## TU TAREA
Presenta como lista numerada las líneas de los registros siguientes, desde el principio hasta la línea que contiene "227, 337, 286)", ambas incluidas, sin las líneas en blanco.

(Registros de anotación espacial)

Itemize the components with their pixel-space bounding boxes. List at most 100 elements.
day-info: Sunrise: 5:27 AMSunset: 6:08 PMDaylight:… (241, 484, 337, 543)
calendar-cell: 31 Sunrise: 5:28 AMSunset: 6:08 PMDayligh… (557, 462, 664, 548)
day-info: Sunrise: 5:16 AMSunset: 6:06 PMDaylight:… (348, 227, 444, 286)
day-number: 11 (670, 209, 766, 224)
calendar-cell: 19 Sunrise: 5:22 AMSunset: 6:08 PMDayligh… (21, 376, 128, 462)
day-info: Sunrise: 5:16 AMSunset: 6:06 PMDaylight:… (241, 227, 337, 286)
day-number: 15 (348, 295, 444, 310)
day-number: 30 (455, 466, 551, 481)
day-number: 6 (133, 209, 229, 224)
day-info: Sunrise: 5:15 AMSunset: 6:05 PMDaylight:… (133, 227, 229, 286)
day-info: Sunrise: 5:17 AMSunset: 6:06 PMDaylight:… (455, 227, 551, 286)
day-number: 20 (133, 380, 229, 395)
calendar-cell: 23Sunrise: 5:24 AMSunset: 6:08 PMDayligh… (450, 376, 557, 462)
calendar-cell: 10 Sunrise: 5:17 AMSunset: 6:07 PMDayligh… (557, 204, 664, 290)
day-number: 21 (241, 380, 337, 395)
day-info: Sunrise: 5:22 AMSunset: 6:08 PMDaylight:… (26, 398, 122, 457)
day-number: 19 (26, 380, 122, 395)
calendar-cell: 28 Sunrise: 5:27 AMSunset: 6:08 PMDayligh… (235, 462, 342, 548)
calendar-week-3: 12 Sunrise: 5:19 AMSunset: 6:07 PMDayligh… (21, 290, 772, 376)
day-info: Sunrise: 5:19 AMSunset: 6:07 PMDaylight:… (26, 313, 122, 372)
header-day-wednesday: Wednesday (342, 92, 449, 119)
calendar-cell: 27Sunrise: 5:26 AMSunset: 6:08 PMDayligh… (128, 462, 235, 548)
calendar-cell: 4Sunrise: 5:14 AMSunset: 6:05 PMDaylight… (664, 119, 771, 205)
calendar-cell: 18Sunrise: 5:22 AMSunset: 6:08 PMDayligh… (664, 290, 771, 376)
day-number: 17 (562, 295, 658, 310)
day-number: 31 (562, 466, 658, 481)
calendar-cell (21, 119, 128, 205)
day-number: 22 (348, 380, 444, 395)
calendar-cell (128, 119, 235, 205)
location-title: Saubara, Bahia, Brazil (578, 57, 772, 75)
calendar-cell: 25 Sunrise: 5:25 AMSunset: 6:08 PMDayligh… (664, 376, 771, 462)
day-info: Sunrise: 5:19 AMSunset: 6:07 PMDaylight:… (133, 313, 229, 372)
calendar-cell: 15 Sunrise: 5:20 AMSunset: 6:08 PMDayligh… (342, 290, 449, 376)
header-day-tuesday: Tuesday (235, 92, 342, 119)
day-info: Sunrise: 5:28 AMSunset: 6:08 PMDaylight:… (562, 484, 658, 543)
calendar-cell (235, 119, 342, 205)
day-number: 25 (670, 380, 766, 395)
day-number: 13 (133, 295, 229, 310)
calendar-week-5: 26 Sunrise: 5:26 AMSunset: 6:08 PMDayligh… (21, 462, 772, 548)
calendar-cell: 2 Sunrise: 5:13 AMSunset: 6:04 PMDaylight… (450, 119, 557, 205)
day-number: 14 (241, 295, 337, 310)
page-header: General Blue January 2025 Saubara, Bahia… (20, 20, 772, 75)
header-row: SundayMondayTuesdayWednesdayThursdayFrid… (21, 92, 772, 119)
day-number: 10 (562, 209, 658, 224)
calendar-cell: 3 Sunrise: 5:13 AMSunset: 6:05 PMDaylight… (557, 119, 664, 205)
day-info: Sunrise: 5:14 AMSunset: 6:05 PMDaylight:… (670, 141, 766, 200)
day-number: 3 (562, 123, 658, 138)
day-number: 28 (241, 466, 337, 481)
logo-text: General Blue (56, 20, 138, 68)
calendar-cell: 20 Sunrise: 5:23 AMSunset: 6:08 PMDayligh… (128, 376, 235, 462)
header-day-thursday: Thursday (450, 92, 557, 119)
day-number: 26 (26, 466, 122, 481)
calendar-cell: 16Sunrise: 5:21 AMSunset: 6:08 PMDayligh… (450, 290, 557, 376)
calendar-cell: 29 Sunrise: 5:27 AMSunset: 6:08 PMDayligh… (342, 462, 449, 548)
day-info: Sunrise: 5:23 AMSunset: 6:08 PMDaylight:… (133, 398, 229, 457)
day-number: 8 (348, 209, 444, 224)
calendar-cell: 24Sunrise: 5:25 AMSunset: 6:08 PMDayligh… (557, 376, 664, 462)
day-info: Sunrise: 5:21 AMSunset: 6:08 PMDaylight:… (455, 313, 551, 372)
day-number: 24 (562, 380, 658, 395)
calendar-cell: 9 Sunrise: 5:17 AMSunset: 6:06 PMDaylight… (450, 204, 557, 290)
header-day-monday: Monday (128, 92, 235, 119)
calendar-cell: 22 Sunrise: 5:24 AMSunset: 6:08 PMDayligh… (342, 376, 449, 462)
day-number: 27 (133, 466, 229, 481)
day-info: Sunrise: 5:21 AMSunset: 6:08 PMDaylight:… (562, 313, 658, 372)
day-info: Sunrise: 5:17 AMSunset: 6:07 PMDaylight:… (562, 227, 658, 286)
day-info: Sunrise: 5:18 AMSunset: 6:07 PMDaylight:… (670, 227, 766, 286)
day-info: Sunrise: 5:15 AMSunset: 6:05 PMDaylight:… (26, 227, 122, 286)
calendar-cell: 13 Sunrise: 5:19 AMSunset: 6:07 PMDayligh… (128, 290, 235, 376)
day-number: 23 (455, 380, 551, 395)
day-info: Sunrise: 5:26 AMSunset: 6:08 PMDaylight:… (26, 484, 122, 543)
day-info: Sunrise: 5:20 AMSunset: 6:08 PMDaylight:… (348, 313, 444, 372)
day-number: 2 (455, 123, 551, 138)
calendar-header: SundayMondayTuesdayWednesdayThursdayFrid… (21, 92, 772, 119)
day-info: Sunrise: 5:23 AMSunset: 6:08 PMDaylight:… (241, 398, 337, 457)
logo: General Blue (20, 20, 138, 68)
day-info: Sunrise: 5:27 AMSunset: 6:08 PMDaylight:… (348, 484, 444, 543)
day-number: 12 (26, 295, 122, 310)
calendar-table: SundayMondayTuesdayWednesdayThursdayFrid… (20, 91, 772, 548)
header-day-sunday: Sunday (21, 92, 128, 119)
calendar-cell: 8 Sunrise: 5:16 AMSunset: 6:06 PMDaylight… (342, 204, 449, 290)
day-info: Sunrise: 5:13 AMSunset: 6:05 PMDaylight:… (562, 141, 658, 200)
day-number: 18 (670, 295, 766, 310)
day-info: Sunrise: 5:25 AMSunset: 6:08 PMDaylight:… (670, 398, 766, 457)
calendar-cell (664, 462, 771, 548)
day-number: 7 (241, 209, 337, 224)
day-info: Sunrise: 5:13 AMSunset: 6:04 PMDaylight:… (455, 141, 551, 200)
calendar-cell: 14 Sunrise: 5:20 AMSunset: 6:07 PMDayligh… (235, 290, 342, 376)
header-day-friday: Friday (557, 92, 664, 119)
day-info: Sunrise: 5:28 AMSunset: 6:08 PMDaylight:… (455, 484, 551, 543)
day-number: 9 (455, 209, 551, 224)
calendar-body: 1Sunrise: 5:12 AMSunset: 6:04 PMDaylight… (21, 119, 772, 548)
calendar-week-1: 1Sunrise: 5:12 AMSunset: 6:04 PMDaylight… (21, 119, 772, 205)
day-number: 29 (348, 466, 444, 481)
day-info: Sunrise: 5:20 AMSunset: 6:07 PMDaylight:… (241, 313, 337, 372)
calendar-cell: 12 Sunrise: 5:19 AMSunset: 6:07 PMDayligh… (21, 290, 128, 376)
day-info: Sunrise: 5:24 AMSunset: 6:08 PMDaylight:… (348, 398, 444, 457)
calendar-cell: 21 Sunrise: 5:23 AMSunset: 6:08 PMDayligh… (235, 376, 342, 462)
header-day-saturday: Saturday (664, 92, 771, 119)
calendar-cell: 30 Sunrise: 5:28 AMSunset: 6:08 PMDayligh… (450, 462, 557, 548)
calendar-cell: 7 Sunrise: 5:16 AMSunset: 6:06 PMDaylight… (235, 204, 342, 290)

## TU RESPUESTA
1. Itemize the components with their pixel-space bounding boxes. List at most 100 elements.
2. day-info: Sunrise: 5:27 AMSunset: 6:08 PMDaylight:… (241, 484, 337, 543)
3. calendar-cell: 31 Sunrise: 5:28 AMSunset: 6:08 PMDayligh… (557, 462, 664, 548)
4. day-info: Sunrise: 5:16 AMSunset: 6:06 PMDaylight:… (348, 227, 444, 286)
5. day-number: 11 (670, 209, 766, 224)
6. calendar-cell: 19 Sunrise: 5:22 AMSunset: 6:08 PMDayligh… (21, 376, 128, 462)
7. day-info: Sunrise: 5:16 AMSunset: 6:06 PMDaylight:… (241, 227, 337, 286)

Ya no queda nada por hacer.